## [What to work on]
Report how many lines of the records below include the word "glyph". Give nothing but the number.

## [Provided records]

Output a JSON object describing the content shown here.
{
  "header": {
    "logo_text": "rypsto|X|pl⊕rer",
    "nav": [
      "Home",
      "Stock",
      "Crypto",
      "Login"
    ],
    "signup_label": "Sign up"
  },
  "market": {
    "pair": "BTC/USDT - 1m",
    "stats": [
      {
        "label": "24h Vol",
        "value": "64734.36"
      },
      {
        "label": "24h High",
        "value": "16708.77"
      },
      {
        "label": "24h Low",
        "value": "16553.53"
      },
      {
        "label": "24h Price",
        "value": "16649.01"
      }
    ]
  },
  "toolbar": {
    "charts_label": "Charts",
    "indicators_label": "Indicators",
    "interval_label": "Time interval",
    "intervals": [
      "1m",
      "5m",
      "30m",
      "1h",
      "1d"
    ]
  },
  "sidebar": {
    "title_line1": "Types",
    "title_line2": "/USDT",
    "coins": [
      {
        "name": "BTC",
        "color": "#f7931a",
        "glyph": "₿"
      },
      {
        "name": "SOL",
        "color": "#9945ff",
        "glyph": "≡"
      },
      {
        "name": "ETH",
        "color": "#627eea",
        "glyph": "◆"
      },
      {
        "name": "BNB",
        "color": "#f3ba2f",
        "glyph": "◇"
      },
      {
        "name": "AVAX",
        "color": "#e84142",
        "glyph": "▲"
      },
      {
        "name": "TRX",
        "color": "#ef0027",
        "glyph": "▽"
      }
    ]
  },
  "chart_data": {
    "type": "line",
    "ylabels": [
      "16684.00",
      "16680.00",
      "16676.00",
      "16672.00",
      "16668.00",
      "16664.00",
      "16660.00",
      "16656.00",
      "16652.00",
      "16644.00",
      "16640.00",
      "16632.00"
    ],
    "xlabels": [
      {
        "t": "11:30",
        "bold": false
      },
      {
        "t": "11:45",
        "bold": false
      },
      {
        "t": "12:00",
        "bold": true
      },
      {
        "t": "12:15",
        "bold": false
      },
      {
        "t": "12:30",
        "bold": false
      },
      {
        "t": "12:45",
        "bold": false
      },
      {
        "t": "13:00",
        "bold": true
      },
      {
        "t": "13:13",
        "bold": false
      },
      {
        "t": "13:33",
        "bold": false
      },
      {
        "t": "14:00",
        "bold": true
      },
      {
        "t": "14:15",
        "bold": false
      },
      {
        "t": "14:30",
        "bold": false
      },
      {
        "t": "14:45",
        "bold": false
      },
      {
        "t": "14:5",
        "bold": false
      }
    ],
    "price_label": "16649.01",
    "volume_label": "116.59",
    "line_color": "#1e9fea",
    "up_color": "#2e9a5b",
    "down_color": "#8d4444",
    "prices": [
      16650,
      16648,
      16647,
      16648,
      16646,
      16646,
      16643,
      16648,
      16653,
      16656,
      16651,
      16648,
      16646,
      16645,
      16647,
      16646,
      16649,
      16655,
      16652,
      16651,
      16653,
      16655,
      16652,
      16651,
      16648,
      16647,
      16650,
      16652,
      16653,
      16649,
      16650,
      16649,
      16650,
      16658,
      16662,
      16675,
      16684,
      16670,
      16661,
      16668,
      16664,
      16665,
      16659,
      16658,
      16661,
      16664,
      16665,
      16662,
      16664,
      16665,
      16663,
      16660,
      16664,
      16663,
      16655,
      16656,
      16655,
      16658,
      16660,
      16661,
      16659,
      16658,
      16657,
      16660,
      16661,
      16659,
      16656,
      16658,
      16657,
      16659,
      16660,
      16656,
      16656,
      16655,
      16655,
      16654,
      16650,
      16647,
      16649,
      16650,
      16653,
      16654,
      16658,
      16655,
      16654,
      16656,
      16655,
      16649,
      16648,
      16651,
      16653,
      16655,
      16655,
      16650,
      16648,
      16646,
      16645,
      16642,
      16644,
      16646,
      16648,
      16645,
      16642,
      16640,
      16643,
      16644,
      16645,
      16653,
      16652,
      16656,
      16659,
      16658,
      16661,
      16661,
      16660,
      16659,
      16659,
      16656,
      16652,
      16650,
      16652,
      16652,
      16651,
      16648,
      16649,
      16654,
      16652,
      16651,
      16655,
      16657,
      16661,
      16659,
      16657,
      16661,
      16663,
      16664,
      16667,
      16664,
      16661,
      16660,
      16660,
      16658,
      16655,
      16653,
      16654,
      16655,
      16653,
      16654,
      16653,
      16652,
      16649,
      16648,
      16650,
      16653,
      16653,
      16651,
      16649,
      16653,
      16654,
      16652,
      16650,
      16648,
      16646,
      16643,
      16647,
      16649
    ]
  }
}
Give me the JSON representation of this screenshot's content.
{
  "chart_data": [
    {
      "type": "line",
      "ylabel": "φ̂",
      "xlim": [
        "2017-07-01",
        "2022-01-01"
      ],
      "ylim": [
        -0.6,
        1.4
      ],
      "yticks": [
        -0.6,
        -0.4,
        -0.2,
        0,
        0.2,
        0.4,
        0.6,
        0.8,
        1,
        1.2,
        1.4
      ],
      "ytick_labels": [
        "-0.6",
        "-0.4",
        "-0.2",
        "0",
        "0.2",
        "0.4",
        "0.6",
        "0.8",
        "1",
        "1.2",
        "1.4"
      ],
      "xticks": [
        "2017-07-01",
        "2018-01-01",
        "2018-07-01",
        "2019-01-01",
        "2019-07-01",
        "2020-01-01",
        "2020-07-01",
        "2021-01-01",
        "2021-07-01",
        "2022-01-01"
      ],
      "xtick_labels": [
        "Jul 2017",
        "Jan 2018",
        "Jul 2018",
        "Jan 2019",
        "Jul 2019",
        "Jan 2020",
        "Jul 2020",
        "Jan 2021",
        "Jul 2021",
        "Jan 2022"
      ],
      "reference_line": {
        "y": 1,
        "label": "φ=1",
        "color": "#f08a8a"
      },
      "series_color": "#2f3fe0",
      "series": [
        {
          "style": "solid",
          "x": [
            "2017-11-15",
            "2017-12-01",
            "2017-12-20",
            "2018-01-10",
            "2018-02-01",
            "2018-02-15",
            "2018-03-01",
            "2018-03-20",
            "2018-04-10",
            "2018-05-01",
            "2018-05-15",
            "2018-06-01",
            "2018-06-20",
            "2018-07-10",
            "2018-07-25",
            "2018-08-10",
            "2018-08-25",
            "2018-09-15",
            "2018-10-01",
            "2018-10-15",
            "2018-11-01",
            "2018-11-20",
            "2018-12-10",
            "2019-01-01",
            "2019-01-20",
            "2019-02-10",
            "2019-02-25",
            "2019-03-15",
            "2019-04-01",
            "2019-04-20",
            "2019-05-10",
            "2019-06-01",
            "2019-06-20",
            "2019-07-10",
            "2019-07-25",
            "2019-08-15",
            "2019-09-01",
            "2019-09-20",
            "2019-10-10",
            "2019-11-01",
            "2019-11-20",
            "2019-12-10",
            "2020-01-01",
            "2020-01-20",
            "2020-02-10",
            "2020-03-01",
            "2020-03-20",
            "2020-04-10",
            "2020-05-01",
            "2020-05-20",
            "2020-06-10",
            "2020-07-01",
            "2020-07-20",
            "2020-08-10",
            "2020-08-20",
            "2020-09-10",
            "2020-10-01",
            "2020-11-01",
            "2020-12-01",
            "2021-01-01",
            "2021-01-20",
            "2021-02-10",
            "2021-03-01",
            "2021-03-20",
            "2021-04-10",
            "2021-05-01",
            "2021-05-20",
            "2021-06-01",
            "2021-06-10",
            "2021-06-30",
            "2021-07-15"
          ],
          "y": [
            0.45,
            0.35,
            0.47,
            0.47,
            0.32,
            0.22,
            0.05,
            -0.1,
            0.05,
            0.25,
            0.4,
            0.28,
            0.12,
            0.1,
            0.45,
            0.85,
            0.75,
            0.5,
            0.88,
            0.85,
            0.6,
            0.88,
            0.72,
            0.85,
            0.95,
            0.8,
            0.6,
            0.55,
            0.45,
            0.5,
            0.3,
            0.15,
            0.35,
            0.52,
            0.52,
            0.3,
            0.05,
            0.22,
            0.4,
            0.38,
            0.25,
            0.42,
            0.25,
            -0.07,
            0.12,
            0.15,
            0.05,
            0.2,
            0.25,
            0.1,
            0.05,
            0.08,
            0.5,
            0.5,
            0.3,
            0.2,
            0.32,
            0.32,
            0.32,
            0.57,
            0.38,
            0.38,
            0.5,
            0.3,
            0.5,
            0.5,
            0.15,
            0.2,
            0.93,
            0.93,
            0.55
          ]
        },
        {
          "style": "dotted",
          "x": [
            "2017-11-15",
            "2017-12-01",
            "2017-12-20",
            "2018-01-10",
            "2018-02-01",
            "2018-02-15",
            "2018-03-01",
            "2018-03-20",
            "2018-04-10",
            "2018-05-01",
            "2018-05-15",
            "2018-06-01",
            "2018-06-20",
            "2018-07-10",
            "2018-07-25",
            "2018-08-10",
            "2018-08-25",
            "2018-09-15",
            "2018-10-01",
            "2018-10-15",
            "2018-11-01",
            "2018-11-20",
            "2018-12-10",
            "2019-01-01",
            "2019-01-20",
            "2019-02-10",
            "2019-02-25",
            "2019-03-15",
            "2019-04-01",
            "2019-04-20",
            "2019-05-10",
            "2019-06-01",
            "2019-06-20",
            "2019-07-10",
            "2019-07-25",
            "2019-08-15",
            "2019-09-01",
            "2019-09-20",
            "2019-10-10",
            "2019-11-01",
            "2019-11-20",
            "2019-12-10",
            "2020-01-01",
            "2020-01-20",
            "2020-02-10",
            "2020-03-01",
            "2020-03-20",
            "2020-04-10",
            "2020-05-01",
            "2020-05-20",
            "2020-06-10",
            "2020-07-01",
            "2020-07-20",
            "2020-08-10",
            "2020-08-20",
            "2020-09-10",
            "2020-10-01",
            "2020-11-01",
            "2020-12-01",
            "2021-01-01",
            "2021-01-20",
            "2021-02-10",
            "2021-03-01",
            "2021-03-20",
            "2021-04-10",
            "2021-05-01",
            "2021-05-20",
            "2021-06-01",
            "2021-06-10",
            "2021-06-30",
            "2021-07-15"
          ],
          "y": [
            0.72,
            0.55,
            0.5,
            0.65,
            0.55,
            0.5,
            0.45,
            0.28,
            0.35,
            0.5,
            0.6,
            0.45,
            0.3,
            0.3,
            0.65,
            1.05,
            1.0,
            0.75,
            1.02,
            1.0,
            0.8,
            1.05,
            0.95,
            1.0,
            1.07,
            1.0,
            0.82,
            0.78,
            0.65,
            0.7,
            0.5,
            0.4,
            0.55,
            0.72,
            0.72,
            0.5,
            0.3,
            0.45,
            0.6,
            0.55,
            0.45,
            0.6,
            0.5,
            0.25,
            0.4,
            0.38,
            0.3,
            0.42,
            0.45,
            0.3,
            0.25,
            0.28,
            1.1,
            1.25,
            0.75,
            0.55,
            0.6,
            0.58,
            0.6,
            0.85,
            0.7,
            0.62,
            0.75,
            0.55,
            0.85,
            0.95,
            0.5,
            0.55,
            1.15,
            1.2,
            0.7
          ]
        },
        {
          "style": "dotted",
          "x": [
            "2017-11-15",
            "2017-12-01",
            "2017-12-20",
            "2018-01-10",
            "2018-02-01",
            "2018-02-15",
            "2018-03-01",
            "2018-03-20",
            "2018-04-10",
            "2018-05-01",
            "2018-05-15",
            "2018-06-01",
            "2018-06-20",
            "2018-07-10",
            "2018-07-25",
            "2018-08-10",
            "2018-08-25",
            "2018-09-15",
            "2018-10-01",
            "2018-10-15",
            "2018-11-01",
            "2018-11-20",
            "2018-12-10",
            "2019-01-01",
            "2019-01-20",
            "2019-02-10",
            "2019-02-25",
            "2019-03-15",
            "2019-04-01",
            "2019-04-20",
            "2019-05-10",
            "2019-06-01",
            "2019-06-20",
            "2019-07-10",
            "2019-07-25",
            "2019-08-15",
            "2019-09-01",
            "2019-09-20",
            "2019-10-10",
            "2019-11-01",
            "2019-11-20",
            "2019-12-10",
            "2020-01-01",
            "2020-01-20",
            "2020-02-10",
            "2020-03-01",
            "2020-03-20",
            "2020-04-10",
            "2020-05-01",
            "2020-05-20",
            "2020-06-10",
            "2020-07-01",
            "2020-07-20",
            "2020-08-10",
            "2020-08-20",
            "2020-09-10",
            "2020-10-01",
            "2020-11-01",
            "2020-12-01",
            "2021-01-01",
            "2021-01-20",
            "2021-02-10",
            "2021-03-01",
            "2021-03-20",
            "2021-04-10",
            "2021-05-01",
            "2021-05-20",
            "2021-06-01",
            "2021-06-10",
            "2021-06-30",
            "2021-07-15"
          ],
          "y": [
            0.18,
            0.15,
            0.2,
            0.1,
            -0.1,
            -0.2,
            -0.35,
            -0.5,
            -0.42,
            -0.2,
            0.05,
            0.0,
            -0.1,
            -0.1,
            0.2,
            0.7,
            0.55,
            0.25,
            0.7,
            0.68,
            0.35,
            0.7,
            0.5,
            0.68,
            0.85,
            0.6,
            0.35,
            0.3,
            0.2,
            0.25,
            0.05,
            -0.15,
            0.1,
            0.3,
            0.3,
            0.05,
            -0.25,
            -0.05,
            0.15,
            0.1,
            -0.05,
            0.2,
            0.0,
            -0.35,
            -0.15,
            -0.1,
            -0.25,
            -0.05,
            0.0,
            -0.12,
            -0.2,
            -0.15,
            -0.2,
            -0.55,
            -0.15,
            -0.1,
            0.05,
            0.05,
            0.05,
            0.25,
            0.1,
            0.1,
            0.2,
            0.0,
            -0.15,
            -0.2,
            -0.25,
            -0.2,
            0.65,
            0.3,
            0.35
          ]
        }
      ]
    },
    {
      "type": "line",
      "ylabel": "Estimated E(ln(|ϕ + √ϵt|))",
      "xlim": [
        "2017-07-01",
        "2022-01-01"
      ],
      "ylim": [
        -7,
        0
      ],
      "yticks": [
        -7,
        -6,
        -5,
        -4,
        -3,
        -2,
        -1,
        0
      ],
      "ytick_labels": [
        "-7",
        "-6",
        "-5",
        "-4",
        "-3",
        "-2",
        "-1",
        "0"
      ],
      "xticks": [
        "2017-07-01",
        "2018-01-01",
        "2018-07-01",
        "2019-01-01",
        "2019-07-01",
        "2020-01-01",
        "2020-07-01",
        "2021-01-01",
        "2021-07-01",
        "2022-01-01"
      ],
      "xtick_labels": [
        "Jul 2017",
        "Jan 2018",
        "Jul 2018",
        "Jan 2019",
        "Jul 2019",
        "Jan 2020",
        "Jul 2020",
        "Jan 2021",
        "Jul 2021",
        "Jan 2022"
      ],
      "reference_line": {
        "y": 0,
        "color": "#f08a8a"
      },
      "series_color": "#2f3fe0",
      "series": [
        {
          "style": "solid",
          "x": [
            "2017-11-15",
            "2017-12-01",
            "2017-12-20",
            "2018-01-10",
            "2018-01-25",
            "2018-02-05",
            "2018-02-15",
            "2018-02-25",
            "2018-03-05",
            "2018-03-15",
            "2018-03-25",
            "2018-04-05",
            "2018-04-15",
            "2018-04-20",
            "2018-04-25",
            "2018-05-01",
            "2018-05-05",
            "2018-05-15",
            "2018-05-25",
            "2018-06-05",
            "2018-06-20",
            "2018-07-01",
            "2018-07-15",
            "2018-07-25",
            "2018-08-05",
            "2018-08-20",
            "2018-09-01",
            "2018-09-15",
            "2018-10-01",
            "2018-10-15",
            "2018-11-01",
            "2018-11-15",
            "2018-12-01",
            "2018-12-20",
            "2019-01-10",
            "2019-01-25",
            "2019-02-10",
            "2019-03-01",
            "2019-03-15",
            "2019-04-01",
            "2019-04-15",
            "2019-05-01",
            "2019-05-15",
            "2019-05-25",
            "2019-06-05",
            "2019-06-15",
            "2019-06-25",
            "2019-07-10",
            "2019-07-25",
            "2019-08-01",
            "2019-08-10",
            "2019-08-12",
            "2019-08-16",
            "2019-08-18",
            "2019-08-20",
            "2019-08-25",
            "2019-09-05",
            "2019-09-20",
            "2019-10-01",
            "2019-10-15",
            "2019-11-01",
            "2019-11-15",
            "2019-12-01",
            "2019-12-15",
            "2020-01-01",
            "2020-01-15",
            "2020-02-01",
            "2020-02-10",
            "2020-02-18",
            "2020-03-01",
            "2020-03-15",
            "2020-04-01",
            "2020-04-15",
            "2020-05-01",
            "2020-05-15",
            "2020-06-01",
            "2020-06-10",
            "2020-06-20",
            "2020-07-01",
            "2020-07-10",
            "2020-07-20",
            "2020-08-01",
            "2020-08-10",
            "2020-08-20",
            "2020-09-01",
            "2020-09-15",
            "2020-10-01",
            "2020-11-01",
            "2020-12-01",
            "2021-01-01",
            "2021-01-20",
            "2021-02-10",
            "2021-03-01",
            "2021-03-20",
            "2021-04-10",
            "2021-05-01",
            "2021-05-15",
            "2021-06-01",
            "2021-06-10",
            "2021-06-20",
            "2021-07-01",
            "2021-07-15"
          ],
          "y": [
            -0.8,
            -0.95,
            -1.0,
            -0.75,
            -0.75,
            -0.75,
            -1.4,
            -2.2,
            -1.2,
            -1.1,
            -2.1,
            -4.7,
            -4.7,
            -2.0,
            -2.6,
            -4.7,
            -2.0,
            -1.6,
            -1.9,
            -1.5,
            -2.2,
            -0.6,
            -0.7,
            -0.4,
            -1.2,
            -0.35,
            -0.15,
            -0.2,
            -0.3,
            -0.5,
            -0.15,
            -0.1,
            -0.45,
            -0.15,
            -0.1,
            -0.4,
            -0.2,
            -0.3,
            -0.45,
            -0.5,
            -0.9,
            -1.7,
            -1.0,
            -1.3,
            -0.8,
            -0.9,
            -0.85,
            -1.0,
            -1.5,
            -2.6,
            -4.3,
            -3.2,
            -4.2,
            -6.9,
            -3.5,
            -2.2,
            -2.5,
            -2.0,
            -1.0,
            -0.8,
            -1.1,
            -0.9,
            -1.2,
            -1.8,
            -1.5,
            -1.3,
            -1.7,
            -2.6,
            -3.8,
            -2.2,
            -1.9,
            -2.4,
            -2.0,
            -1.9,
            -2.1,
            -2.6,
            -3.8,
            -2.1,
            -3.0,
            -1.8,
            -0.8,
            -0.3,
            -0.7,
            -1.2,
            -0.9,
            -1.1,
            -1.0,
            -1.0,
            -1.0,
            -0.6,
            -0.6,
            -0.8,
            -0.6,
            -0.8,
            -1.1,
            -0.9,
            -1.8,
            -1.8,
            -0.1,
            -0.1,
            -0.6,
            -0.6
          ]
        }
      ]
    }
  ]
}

## [Answer to the exercise]
6